— Begin Record set —
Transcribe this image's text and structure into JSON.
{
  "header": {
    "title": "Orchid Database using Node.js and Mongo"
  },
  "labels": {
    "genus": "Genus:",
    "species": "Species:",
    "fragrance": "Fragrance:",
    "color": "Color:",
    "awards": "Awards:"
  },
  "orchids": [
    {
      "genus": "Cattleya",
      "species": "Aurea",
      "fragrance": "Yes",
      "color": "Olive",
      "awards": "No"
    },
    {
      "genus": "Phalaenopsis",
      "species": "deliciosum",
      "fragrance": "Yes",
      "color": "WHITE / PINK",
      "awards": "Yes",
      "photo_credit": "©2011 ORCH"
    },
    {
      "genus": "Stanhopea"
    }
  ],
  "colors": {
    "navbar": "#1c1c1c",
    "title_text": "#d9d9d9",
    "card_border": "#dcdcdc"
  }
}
— End Record set —
— Begin Record set —
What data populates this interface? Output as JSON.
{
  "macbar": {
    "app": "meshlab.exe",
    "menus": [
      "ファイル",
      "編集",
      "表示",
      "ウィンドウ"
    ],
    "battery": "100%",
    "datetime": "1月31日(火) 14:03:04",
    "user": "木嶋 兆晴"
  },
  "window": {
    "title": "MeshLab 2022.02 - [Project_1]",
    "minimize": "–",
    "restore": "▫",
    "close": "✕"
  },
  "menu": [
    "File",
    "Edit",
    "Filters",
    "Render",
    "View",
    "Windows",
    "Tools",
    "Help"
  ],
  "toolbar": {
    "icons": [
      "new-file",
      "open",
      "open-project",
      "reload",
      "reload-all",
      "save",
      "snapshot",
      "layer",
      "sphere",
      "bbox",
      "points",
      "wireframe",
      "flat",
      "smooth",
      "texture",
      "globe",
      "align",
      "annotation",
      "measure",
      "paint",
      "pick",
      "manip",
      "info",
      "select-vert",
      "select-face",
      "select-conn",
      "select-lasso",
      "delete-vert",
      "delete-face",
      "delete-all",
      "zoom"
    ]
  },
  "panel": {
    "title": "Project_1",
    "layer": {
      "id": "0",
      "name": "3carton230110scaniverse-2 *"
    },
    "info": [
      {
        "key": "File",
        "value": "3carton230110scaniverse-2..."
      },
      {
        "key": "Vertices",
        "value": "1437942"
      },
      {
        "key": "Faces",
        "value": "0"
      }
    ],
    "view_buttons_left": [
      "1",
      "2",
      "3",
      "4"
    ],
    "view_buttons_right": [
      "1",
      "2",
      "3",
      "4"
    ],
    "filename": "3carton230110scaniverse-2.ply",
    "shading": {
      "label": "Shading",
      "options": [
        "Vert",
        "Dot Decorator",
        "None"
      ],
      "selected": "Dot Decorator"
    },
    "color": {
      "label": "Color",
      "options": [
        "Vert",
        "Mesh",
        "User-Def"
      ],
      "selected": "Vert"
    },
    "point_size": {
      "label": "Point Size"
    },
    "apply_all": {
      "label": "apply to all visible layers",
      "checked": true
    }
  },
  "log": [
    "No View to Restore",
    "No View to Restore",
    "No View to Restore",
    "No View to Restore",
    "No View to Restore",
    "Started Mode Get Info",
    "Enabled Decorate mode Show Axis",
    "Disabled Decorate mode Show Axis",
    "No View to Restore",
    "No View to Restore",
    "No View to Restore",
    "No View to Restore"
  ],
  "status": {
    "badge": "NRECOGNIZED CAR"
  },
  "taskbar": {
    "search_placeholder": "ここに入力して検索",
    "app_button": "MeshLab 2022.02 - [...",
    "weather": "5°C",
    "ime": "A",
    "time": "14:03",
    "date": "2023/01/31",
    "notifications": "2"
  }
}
— End Record set —
Written request: Take every line that includes the string "this" and copy it.

Task result:
Transcribe this image's text and structure into JSON.
What data populates this interface? Output as JSON.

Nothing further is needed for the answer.